* **Do this**: Any pictures in the records below should be skipped; write out everything else exactly.

-- Start Data to use --

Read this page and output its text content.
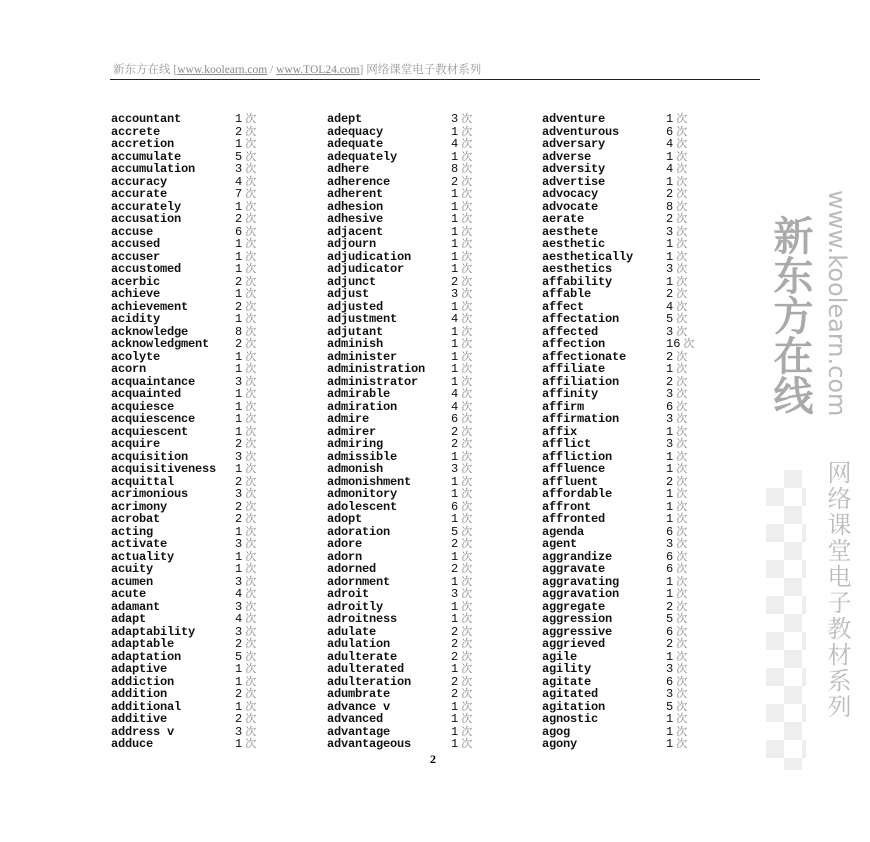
新东方在线 [www.koolearn.com / www.TOL24.com] 网络课堂电子教材系列
新东方在线 www.koolearn.com
网络课堂电子教材系列
accountant	1 次
accrete	2 次
accretion	1 次
accumulate	5 次
accumulation	3 次
accuracy	4 次
accurate	7 次
accurately	1 次
accusation	2 次
accuse	6 次
accused	1 次
accuser	1 次
accustomed	1 次
acerbic	2 次
achieve	1 次
achievement	2 次
acidity	1 次
acknowledge	8 次
acknowledgment 2 次
acolyte	1 次
acorn	1 次
acquaintance	3 次
acquainted	1 次
acquiesce	1 次
acquiescence	1 次
acquiescent	1 次
acquire	2 次
acquisition	3 次
acquisitiveness 1 次
acquittal	2 次
acrimonious	3 次
acrimony	2 次
acrobat	2 次
acting	1 次
activate	3 次
actuality	1 次
acuity	1 次
acumen	3 次
acute	4 次
adamant	3 次
adapt	4 次
adaptability	3 次
adaptable	2 次
adaptation	5 次
adaptive	1 次
addiction	1 次
addition	2 次
additional	1 次
additive	2 次
address v	3 次
adduce	1 次
adept	3 次
adequacy	1 次
adequate	4 次
adequately	1 次
adhere	8 次
adherence	2 次
adherent	1 次
adhesion	1 次
adhesive	1 次
adjacent	1 次
adjourn	1 次
adjudication	1 次
adjudicator	1 次
adjunct	2 次
adjust	3 次
adjusted	1 次
adjustment	4 次
adjutant	1 次
adminish	1 次
administer	1 次
administration 1 次
administrator	1 次
admirable	4 次
admiration	4 次
admire	6 次
admirer	2 次
admiring	2 次
admissible	1 次
admonish	3 次
admonishment	1 次
admonitory	1 次
adolescent	6 次
adopt	1 次
adoration	5 次
adore	2 次
adorn	1 次
adorned	2 次
adornment	1 次
adroit	3 次
adroitly	1 次
adroitness	1 次
adulate	2 次
adulation	2 次
adulterate	2 次
adulterated	1 次
adulteration	2 次
adumbrate	2 次
advance v	1 次
advanced	1 次
advantage	1 次
advantageous	1 次
adventure	1 次
adventurous	6 次
adversary	4 次
adverse	1 次
adversity	4 次
advertise	1 次
advocacy	2 次
advocate	8 次
aerate	2 次
aesthete	3 次
aesthetic	1 次
aesthetically	1 次
aesthetics	3 次
affability	1 次
affable	2 次
affect	4 次
affectation	5 次
affected	3 次
affection	16 次
affectionate	2 次
affiliate	1 次
affiliation	2 次
affinity	3 次
affirm	6 次
affirmation	3 次
affix	1 次
afflict	3 次
affliction	1 次
affluence	1 次
affluent	2 次
affordable	1 次
affront	1 次
affronted	1 次
agenda	6 次
agent	3 次
aggrandize	6 次
aggravate	6 次
aggravating	1 次
aggravation	1 次
aggregate	2 次
aggression	5 次
aggressive	6 次
aggrieved	2 次
agile	1 次
agility	3 次
agitate	6 次
agitated	3 次
agitation	5 次
agnostic	1 次
agog	1 次
agony	1 次
2
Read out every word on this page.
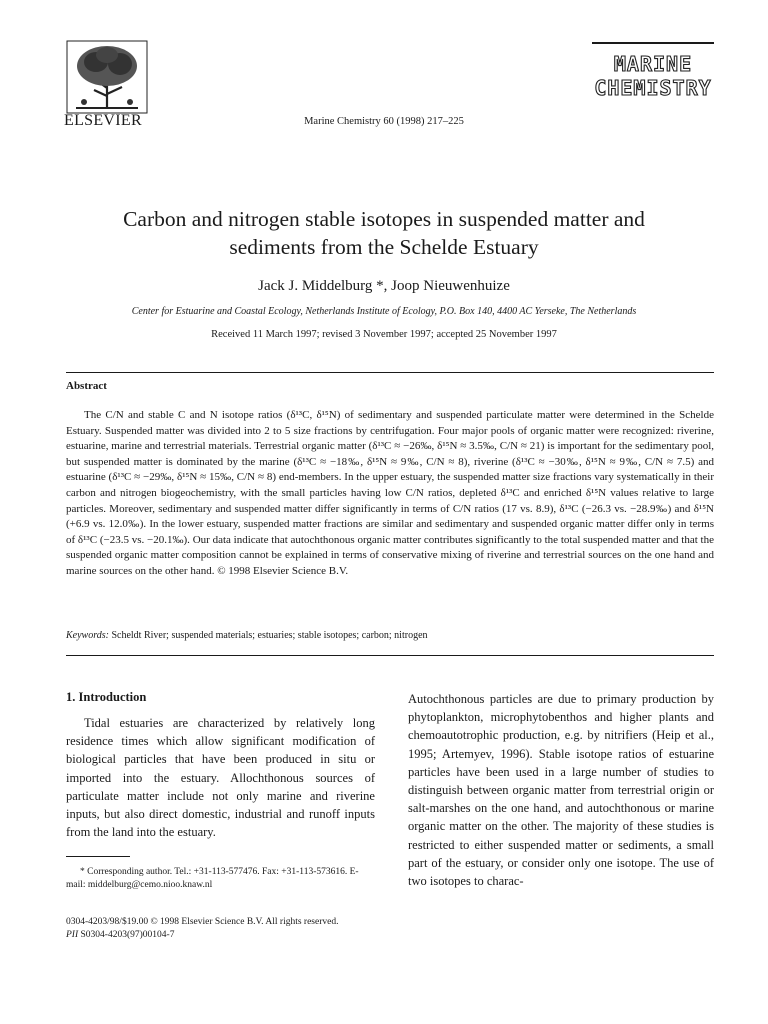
ELSEVIER	Marine Chemistry 60 (1998) 217–225
MARINE
CHEMISTRY
Carbon and nitrogen stable isotopes in suspended matter and
sediments from the Schelde Estuary
Jack J. Middelburg *, Joop Nieuwenhuize
Center for Estuarine and Coastal Ecology, Netherlands Institute of Ecology, P.O. Box 140, 4400 AC Yerseke, The Netherlands
Received 11 March 1997; revised 3 November 1997; accepted 25 November 1997
Abstract

The C/N and stable C and N isotope ratios (δ¹³C, δ¹⁵N) of sedimentary and suspended particulate matter were determined in the Schelde Estuary. Suspended matter was divided into 2 to 5 size fractions by centrifugation. Four major pools of organic matter were recognized: riverine, estuarine, marine and terrestrial materials. Terrestrial organic matter (δ¹³C ≈ −26‰, δ¹⁵N ≈ 3.5‰, C/N ≈ 21) is important for the sedimentary pool, but suspended matter is dominated by the marine (δ¹³C ≈ −18‰, δ¹⁵N ≈ 9‰, C/N ≈ 8), riverine (δ¹³C ≈ −30‰, δ¹⁵N ≈ 9‰, C/N ≈ 7.5) and estuarine (δ¹³C ≈ −29‰, δ¹⁵N ≈ 15‰, C/N ≈ 8) end-members. In the upper estuary, the suspended matter size fractions vary systematically in their carbon and nitrogen biogeochemistry, with the small particles having low C/N ratios, depleted δ¹³C and enriched δ¹⁵N values relative to large particles. Moreover, sedimentary and suspended matter differ significantly in terms of C/N ratios (17 vs. 8.9), δ¹³C (−26.3 vs. −28.9‰) and δ¹⁵N (+6.9 vs. 12.0‰). In the lower estuary, suspended matter fractions are similar and sedimentary and suspended organic matter differ only in terms of δ¹³C (−23.5 vs. −20.1‰). Our data indicate that autochthonous organic matter contributes significantly to the total suspended matter and that the suspended organic matter composition cannot be explained in terms of conservative mixing of riverine and terrestrial sources on the one hand and marine sources on the other hand. © 1998 Elsevier Science B.V.

Keywords: Scheldt River; suspended materials; estuaries; stable isotopes; carbon; nitrogen
1. Introduction

Tidal estuaries are characterized by relatively long residence times which allow significant modification of biological particles that have been produced in situ or imported into the estuary. Allochthonous sources of particulate matter include not only marine and riverine inputs, but also direct domestic, industrial and runoff inputs from the land into the estuary.

Autochthonous particles are due to primary production by phytoplankton, microphytobenthos and higher plants and chemoautotrophic production, e.g. by nitrifiers (Heip et al., 1995; Artemyev, 1996). Stable isotope ratios of estuarine particles have been used in a large number of studies to distinguish between organic matter from terrestrial origin or salt-marshes on the one hand, and autochthonous or marine organic matter on the other. The majority of these studies is restricted to either suspended matter or sediments, a small part of the estuary, or consider only one isotope. The use of two isotopes to charac-

* Corresponding author. Tel.: +31-113-577476. Fax: +31-113-573616. E-mail: middelburg@cemo.nioo.knaw.nl
0304-4203/98/$19.00 © 1998 Elsevier Science B.V. All rights reserved.
PII S0304-4203(97)00104-7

-- End Data to use --

* **Complete output**:
Read this page and output its text content.
新东方在线 [www.koolearn.com / www.TOL24.com] 网络课堂电子教材系列
新东方在线 www.koolearn.com
网络课堂电子教材系列
accountant	1 次
accrete	2 次
accretion	1 次
accumulate	5 次
accumulation	3 次
accuracy	4 次
accurate	7 次
accurately	1 次
accusation	2 次
accuse	6 次
accused	1 次
accuser	1 次
accustomed	1 次
acerbic	2 次
achieve	1 次
achievement	2 次
acidity	1 次
acknowledge	8 次
acknowledgment 2 次
acolyte	1 次
acorn	1 次
acquaintance	3 次
acquainted	1 次
acquiesce	1 次
acquiescence	1 次
acquiescent	1 次
acquire	2 次
acquisition	3 次
acquisitiveness 1 次
acquittal	2 次
acrimonious	3 次
acrimony	2 次
acrobat	2 次
acting	1 次
activate	3 次
actuality	1 次
acuity	1 次
acumen	3 次
acute	4 次
adamant	3 次
adapt	4 次
adaptability	3 次
adaptable	2 次
adaptation	5 次
adaptive	1 次
addiction	1 次
addition	2 次
additional	1 次
additive	2 次
address v	3 次
adduce	1 次
adept	3 次
adequacy	1 次
adequate	4 次
adequately	1 次
adhere	8 次
adherence	2 次
adherent	1 次
adhesion	1 次
adhesive	1 次
adjacent	1 次
adjourn	1 次
adjudication	1 次
adjudicator	1 次
adjunct	2 次
adjust	3 次
adjusted	1 次
adjustment	4 次
adjutant	1 次
adminish	1 次
administer	1 次
administration 1 次
administrator	1 次
admirable	4 次
admiration	4 次
admire	6 次
admirer	2 次
admiring	2 次
admissible	1 次
admonish	3 次
admonishment	1 次
admonitory	1 次
adolescent	6 次
adopt	1 次
adoration	5 次
adore	2 次
adorn	1 次
adorned	2 次
adornment	1 次
adroit	3 次
adroitly	1 次
adroitness	1 次
adulate	2 次
adulation	2 次
adulterate	2 次
adulterated	1 次
adulteration	2 次
adumbrate	2 次
advance v	1 次
advanced	1 次
advantage	1 次
advantageous	1 次
adventure	1 次
adventurous	6 次
adversary	4 次
adverse	1 次
adversity	4 次
advertise	1 次
advocacy	2 次
advocate	8 次
aerate	2 次
aesthete	3 次
aesthetic	1 次
aesthetically	1 次
aesthetics	3 次
affability	1 次
affable	2 次
affect	4 次
affectation	5 次
affected	3 次
affection	16 次
affectionate	2 次
affiliate	1 次
affiliation	2 次
affinity	3 次
affirm	6 次
affirmation	3 次
affix	1 次
afflict	3 次
affliction	1 次
affluence	1 次
affluent	2 次
affordable	1 次
affront	1 次
affronted	1 次
agenda	6 次
agent	3 次
aggrandize	6 次
aggravate	6 次
aggravating	1 次
aggravation	1 次
aggregate	2 次
aggression	5 次
aggressive	6 次
aggrieved	2 次
agile	1 次
agility	3 次
agitate	6 次
agitated	3 次
agitation	5 次
agnostic	1 次
agog	1 次
agony	1 次
2
Read out every word on this page.
ELSEVIER	Marine Chemistry 60 (1998) 217–225
MARINE
CHEMISTRY
Carbon and nitrogen stable isotopes in suspended matter and
sediments from the Schelde Estuary
Jack J. Middelburg *, Joop Nieuwenhuize
Center for Estuarine and Coastal Ecology, Netherlands Institute of Ecology, P.O. Box 140, 4400 AC Yerseke, The Netherlands
Received 11 March 1997; revised 3 November 1997; accepted 25 November 1997
Abstract

The C/N and stable C and N isotope ratios (δ¹³C, δ¹⁵N) of sedimentary and suspended particulate matter were determined in the Schelde Estuary. Suspended matter was divided into 2 to 5 size fractions by centrifugation. Four major pools of organic matter were recognized: riverine, estuarine, marine and terrestrial materials. Terrestrial organic matter (δ¹³C ≈ −26‰, δ¹⁵N ≈ 3.5‰, C/N ≈ 21) is important for the sedimentary pool, but suspended matter is dominated by the marine (δ¹³C ≈ −18‰, δ¹⁵N ≈ 9‰, C/N ≈ 8), riverine (δ¹³C ≈ −30‰, δ¹⁵N ≈ 9‰, C/N ≈ 7.5) and estuarine (δ¹³C ≈ −29‰, δ¹⁵N ≈ 15‰, C/N ≈ 8) end-members. In the upper estuary, the suspended matter size fractions vary systematically in their carbon and nitrogen biogeochemistry, with the small particles having low C/N ratios, depleted δ¹³C and enriched δ¹⁵N values relative to large particles. Moreover, sedimentary and suspended matter differ significantly in terms of C/N ratios (17 vs. 8.9), δ¹³C (−26.3 vs. −28.9‰) and δ¹⁵N (+6.9 vs. 12.0‰). In the lower estuary, suspended matter fractions are similar and sedimentary and suspended organic matter differ only in terms of δ¹³C (−23.5 vs. −20.1‰). Our data indicate that autochthonous organic matter contributes significantly to the total suspended matter and that the suspended organic matter composition cannot be explained in terms of conservative mixing of riverine and terrestrial sources on the one hand and marine sources on the other hand. © 1998 Elsevier Science B.V.

Keywords: Scheldt River; suspended materials; estuaries; stable isotopes; carbon; nitrogen
1. Introduction

Tidal estuaries are characterized by relatively long residence times which allow significant modification of biological particles that have been produced in situ or imported into the estuary. Allochthonous sources of particulate matter include not only marine and riverine inputs, but also direct domestic, industrial and runoff inputs from the land into the estuary.

Autochthonous particles are due to primary production by phytoplankton, microphytobenthos and higher plants and chemoautotrophic production, e.g. by nitrifiers (Heip et al., 1995; Artemyev, 1996). Stable isotope ratios of estuarine particles have been used in a large number of studies to distinguish between organic matter from terrestrial origin or salt-marshes on the one hand, and autochthonous or marine organic matter on the other. The majority of these studies is restricted to either suspended matter or sediments, a small part of the estuary, or consider only one isotope. The use of two isotopes to charac-

* Corresponding author. Tel.: +31-113-577476. Fax: +31-113-573616. E-mail: middelburg@cemo.nioo.knaw.nl
0304-4203/98/$19.00 © 1998 Elsevier Science B.V. All rights reserved.
PII S0304-4203(97)00104-7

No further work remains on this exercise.